Records for this exercise:
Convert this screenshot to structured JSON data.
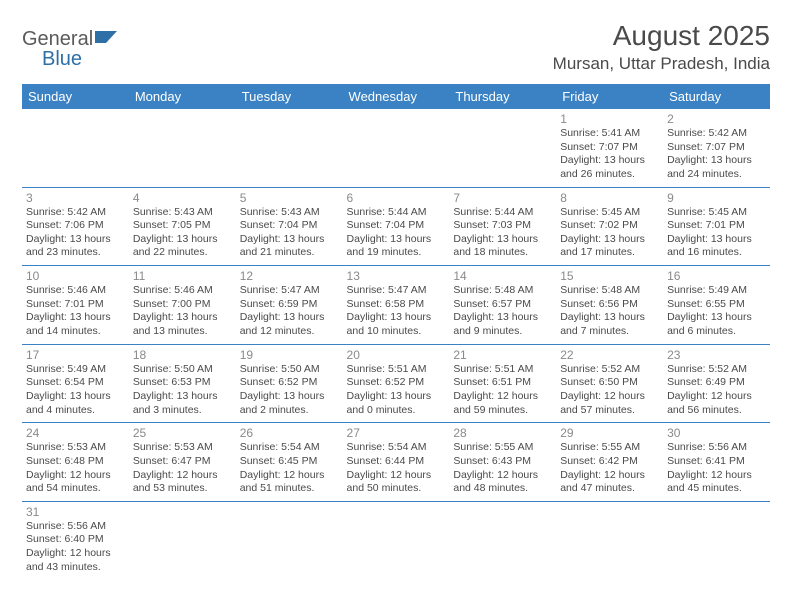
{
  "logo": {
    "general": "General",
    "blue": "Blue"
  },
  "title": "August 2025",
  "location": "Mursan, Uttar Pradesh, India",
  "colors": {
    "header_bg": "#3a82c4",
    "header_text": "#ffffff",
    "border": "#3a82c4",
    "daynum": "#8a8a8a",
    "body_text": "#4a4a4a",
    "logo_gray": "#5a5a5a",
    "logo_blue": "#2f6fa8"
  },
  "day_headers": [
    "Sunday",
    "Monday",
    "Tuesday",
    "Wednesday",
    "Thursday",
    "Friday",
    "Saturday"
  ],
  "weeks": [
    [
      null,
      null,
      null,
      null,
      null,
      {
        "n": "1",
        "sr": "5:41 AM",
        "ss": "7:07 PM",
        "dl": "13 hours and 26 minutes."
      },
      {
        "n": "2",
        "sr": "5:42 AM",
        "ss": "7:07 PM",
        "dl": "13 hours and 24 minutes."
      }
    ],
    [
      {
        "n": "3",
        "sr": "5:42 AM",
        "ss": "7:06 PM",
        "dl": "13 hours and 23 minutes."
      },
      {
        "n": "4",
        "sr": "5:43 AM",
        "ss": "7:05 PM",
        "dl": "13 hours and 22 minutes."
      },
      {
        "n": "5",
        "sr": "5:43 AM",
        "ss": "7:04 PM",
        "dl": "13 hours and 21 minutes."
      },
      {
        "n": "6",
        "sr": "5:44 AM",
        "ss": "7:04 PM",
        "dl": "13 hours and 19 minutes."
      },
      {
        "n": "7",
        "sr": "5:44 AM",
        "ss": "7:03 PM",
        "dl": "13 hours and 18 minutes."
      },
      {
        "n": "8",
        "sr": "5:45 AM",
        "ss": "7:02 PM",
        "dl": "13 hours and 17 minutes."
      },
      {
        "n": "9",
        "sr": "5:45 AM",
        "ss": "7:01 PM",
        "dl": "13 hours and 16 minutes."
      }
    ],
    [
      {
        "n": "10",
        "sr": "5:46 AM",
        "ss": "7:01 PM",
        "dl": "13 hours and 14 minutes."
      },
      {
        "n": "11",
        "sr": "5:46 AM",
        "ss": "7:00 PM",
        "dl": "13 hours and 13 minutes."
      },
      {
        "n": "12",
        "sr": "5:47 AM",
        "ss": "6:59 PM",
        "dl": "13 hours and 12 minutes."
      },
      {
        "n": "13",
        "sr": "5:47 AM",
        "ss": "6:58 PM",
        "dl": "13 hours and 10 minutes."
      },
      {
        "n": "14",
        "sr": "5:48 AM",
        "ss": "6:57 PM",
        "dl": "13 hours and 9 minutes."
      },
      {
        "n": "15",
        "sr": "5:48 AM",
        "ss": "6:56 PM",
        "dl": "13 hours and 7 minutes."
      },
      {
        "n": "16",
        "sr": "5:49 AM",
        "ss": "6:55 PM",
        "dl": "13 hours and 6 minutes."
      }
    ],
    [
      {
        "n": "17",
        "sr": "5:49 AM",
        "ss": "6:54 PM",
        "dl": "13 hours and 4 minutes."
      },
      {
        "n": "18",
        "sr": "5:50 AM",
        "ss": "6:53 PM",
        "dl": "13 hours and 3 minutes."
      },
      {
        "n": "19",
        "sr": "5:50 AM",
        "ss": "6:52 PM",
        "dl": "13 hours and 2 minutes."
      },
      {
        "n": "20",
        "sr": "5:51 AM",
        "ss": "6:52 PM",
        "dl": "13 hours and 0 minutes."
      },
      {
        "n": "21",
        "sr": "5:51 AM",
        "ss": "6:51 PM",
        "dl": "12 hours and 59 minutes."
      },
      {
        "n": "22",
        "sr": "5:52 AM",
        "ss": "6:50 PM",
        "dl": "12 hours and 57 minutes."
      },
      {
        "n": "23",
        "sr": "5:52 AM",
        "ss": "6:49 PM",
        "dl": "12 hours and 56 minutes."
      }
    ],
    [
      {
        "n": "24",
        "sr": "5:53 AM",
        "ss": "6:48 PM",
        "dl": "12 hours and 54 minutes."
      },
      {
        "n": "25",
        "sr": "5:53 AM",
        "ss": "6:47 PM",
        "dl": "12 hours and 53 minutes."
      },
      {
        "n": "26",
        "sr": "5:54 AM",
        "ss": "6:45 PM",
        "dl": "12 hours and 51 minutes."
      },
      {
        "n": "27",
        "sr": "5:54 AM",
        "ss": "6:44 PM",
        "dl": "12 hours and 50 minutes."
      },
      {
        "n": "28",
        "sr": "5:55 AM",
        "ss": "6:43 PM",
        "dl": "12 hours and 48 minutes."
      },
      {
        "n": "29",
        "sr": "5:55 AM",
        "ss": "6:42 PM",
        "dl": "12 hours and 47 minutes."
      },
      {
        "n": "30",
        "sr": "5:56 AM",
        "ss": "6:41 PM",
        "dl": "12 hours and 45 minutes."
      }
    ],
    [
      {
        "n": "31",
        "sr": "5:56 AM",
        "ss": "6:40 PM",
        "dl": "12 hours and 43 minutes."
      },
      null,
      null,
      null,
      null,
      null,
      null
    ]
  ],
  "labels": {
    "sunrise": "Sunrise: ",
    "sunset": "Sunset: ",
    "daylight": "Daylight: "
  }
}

Task prompt: The records above are to be restated exactly, without their pictures.

Solution for this exercise:
Convert this screenshot to structured JSON data.
{
  "logo": {
    "general": "General",
    "blue": "Blue"
  },
  "title": "August 2025",
  "location": "Mursan, Uttar Pradesh, India",
  "colors": {
    "header_bg": "#3a82c4",
    "header_text": "#ffffff",
    "border": "#3a82c4",
    "daynum": "#8a8a8a",
    "body_text": "#4a4a4a",
    "logo_gray": "#5a5a5a",
    "logo_blue": "#2f6fa8"
  },
  "day_headers": [
    "Sunday",
    "Monday",
    "Tuesday",
    "Wednesday",
    "Thursday",
    "Friday",
    "Saturday"
  ],
  "weeks": [
    [
      null,
      null,
      null,
      null,
      null,
      {
        "n": "1",
        "sr": "5:41 AM",
        "ss": "7:07 PM",
        "dl": "13 hours and 26 minutes."
      },
      {
        "n": "2",
        "sr": "5:42 AM",
        "ss": "7:07 PM",
        "dl": "13 hours and 24 minutes."
      }
    ],
    [
      {
        "n": "3",
        "sr": "5:42 AM",
        "ss": "7:06 PM",
        "dl": "13 hours and 23 minutes."
      },
      {
        "n": "4",
        "sr": "5:43 AM",
        "ss": "7:05 PM",
        "dl": "13 hours and 22 minutes."
      },
      {
        "n": "5",
        "sr": "5:43 AM",
        "ss": "7:04 PM",
        "dl": "13 hours and 21 minutes."
      },
      {
        "n": "6",
        "sr": "5:44 AM",
        "ss": "7:04 PM",
        "dl": "13 hours and 19 minutes."
      },
      {
        "n": "7",
        "sr": "5:44 AM",
        "ss": "7:03 PM",
        "dl": "13 hours and 18 minutes."
      },
      {
        "n": "8",
        "sr": "5:45 AM",
        "ss": "7:02 PM",
        "dl": "13 hours and 17 minutes."
      },
      {
        "n": "9",
        "sr": "5:45 AM",
        "ss": "7:01 PM",
        "dl": "13 hours and 16 minutes."
      }
    ],
    [
      {
        "n": "10",
        "sr": "5:46 AM",
        "ss": "7:01 PM",
        "dl": "13 hours and 14 minutes."
      },
      {
        "n": "11",
        "sr": "5:46 AM",
        "ss": "7:00 PM",
        "dl": "13 hours and 13 minutes."
      },
      {
        "n": "12",
        "sr": "5:47 AM",
        "ss": "6:59 PM",
        "dl": "13 hours and 12 minutes."
      },
      {
        "n": "13",
        "sr": "5:47 AM",
        "ss": "6:58 PM",
        "dl": "13 hours and 10 minutes."
      },
      {
        "n": "14",
        "sr": "5:48 AM",
        "ss": "6:57 PM",
        "dl": "13 hours and 9 minutes."
      },
      {
        "n": "15",
        "sr": "5:48 AM",
        "ss": "6:56 PM",
        "dl": "13 hours and 7 minutes."
      },
      {
        "n": "16",
        "sr": "5:49 AM",
        "ss": "6:55 PM",
        "dl": "13 hours and 6 minutes."
      }
    ],
    [
      {
        "n": "17",
        "sr": "5:49 AM",
        "ss": "6:54 PM",
        "dl": "13 hours and 4 minutes."
      },
      {
        "n": "18",
        "sr": "5:50 AM",
        "ss": "6:53 PM",
        "dl": "13 hours and 3 minutes."
      },
      {
        "n": "19",
        "sr": "5:50 AM",
        "ss": "6:52 PM",
        "dl": "13 hours and 2 minutes."
      },
      {
        "n": "20",
        "sr": "5:51 AM",
        "ss": "6:52 PM",
        "dl": "13 hours and 0 minutes."
      },
      {
        "n": "21",
        "sr": "5:51 AM",
        "ss": "6:51 PM",
        "dl": "12 hours and 59 minutes."
      },
      {
        "n": "22",
        "sr": "5:52 AM",
        "ss": "6:50 PM",
        "dl": "12 hours and 57 minutes."
      },
      {
        "n": "23",
        "sr": "5:52 AM",
        "ss": "6:49 PM",
        "dl": "12 hours and 56 minutes."
      }
    ],
    [
      {
        "n": "24",
        "sr": "5:53 AM",
        "ss": "6:48 PM",
        "dl": "12 hours and 54 minutes."
      },
      {
        "n": "25",
        "sr": "5:53 AM",
        "ss": "6:47 PM",
        "dl": "12 hours and 53 minutes."
      },
      {
        "n": "26",
        "sr": "5:54 AM",
        "ss": "6:45 PM",
        "dl": "12 hours and 51 minutes."
      },
      {
        "n": "27",
        "sr": "5:54 AM",
        "ss": "6:44 PM",
        "dl": "12 hours and 50 minutes."
      },
      {
        "n": "28",
        "sr": "5:55 AM",
        "ss": "6:43 PM",
        "dl": "12 hours and 48 minutes."
      },
      {
        "n": "29",
        "sr": "5:55 AM",
        "ss": "6:42 PM",
        "dl": "12 hours and 47 minutes."
      },
      {
        "n": "30",
        "sr": "5:56 AM",
        "ss": "6:41 PM",
        "dl": "12 hours and 45 minutes."
      }
    ],
    [
      {
        "n": "31",
        "sr": "5:56 AM",
        "ss": "6:40 PM",
        "dl": "12 hours and 43 minutes."
      },
      null,
      null,
      null,
      null,
      null,
      null
    ]
  ],
  "labels": {
    "sunrise": "Sunrise: ",
    "sunset": "Sunset: ",
    "daylight": "Daylight: "
  }
}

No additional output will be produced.